GOAL: Can you copy out every line of the data below word for word, leaving out the pictures?

━━━━━ SUPPLIED ENTRIES

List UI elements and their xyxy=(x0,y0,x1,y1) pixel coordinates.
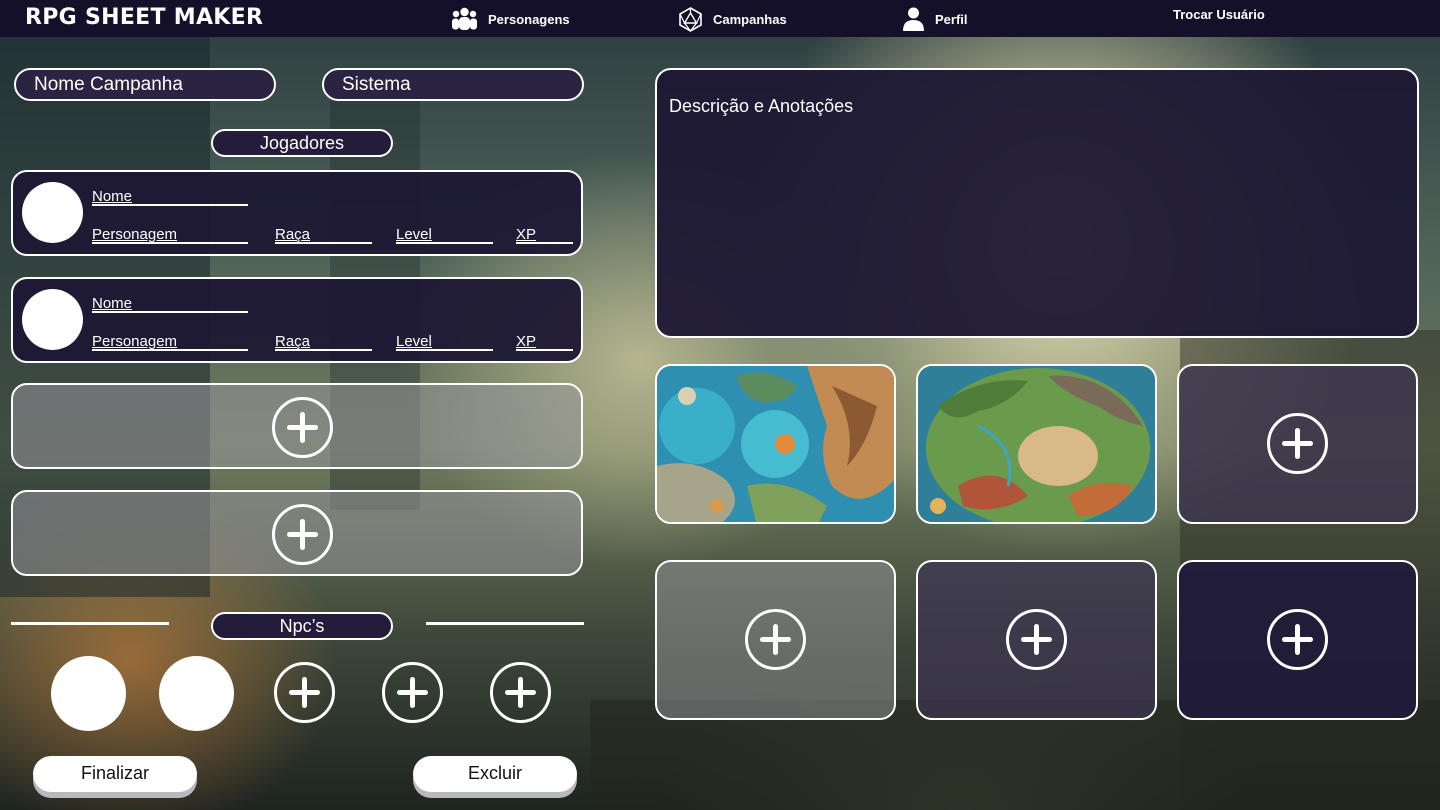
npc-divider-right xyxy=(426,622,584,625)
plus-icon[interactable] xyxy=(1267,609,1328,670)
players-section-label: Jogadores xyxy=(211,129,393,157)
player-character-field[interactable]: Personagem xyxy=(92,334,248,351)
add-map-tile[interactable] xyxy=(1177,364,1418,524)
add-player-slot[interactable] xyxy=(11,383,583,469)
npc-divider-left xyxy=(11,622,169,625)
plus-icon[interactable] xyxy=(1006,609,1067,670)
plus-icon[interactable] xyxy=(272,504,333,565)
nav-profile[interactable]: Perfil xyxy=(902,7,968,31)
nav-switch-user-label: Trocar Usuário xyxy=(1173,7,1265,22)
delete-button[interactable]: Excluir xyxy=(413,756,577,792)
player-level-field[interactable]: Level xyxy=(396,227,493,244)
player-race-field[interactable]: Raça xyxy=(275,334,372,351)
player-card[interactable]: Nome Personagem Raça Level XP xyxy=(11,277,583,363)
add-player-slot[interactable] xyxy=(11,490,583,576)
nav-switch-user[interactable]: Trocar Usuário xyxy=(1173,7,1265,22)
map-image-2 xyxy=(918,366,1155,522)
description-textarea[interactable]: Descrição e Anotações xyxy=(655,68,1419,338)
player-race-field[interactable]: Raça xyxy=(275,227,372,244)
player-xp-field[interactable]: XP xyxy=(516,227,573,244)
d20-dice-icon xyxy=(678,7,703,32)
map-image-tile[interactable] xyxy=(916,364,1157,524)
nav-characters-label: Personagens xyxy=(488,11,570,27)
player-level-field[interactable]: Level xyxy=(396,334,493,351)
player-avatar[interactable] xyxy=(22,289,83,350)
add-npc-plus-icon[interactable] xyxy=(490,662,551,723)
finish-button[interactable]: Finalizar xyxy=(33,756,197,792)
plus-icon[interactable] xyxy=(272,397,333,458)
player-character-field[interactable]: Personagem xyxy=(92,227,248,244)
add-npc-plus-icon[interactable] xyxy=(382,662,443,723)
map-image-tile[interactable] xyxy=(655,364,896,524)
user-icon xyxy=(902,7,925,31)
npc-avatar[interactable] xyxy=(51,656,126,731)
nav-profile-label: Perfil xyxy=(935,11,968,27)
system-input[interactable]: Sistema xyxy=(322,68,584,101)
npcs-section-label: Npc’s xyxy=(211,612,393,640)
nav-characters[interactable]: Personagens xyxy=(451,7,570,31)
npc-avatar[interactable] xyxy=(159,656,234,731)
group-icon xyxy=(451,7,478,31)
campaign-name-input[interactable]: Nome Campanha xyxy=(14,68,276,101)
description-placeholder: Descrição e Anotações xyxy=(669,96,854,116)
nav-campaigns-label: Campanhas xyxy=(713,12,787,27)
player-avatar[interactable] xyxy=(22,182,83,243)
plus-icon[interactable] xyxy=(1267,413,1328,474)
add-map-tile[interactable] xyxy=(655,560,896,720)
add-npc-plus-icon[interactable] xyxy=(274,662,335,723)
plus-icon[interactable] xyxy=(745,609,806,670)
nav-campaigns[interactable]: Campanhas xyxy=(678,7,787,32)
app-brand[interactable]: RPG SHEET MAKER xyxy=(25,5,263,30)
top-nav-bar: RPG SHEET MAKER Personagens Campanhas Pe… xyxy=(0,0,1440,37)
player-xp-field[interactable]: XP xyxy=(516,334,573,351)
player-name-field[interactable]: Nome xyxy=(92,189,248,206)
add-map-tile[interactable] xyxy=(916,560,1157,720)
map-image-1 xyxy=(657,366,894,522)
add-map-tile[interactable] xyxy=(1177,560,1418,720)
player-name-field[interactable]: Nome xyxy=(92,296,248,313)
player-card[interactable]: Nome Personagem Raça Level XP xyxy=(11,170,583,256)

━━━━━━━━━━

EXERCISE RESPONSE:
List UI elements and their xyxy=(x0,y0,x1,y1) pixel coordinates.
npc-divider-right xyxy=(426,622,584,625)
plus-icon[interactable] xyxy=(1267,609,1328,670)
players-section-label: Jogadores xyxy=(211,129,393,157)
player-character-field[interactable]: Personagem xyxy=(92,334,248,351)
add-map-tile[interactable] xyxy=(1177,364,1418,524)
add-player-slot[interactable] xyxy=(11,383,583,469)
npc-divider-left xyxy=(11,622,169,625)
plus-icon[interactable] xyxy=(1006,609,1067,670)
plus-icon[interactable] xyxy=(272,504,333,565)
nav-profile[interactable]: Perfil xyxy=(902,7,968,31)
nav-switch-user-label: Trocar Usuário xyxy=(1173,7,1265,22)
delete-button[interactable]: Excluir xyxy=(413,756,577,792)
player-level-field[interactable]: Level xyxy=(396,227,493,244)
player-race-field[interactable]: Raça xyxy=(275,334,372,351)
player-card[interactable]: Nome Personagem Raça Level XP xyxy=(11,277,583,363)
add-player-slot[interactable] xyxy=(11,490,583,576)
nav-switch-user[interactable]: Trocar Usuário xyxy=(1173,7,1265,22)
map-image-2 xyxy=(918,366,1155,522)
description-textarea[interactable]: Descrição e Anotações xyxy=(655,68,1419,338)
player-race-field[interactable]: Raça xyxy=(275,227,372,244)
player-xp-field[interactable]: XP xyxy=(516,227,573,244)
d20-dice-icon xyxy=(678,7,703,32)
map-image-tile[interactable] xyxy=(916,364,1157,524)
nav-characters-label: Personagens xyxy=(488,11,570,27)
player-level-field[interactable]: Level xyxy=(396,334,493,351)
player-avatar[interactable] xyxy=(22,289,83,350)
add-npc-plus-icon[interactable] xyxy=(490,662,551,723)
finish-button[interactable]: Finalizar xyxy=(33,756,197,792)
plus-icon[interactable] xyxy=(272,397,333,458)
player-character-field[interactable]: Personagem xyxy=(92,227,248,244)
add-npc-plus-icon[interactable] xyxy=(382,662,443,723)
map-image-tile[interactable] xyxy=(655,364,896,524)
user-icon xyxy=(902,7,925,31)
npc-avatar[interactable] xyxy=(51,656,126,731)
nav-profile-label: Perfil xyxy=(935,11,968,27)
system-input[interactable]: Sistema xyxy=(322,68,584,101)
npcs-section-label: Npc’s xyxy=(211,612,393,640)
nav-characters[interactable]: Personagens xyxy=(451,7,570,31)
npc-avatar[interactable] xyxy=(159,656,234,731)
group-icon xyxy=(451,7,478,31)
campaign-name-input[interactable]: Nome Campanha xyxy=(14,68,276,101)
description-placeholder: Descrição e Anotações xyxy=(669,96,854,116)
nav-campaigns-label: Campanhas xyxy=(713,12,787,27)
player-avatar[interactable] xyxy=(22,182,83,243)
plus-icon[interactable] xyxy=(1267,413,1328,474)
add-map-tile[interactable] xyxy=(655,560,896,720)
add-npc-plus-icon[interactable] xyxy=(274,662,335,723)
plus-icon[interactable] xyxy=(745,609,806,670)
nav-campaigns[interactable]: Campanhas xyxy=(678,7,787,32)
app-brand[interactable]: RPG SHEET MAKER xyxy=(25,5,263,30)
top-nav-bar: RPG SHEET MAKER Personagens Campanhas Pe… xyxy=(0,0,1440,37)
player-xp-field[interactable]: XP xyxy=(516,334,573,351)
player-name-field[interactable]: Nome xyxy=(92,189,248,206)
add-map-tile[interactable] xyxy=(916,560,1157,720)
map-image-1 xyxy=(657,366,894,522)
add-map-tile[interactable] xyxy=(1177,560,1418,720)
player-name-field[interactable]: Nome xyxy=(92,296,248,313)
player-card[interactable]: Nome Personagem Raça Level XP xyxy=(11,170,583,256)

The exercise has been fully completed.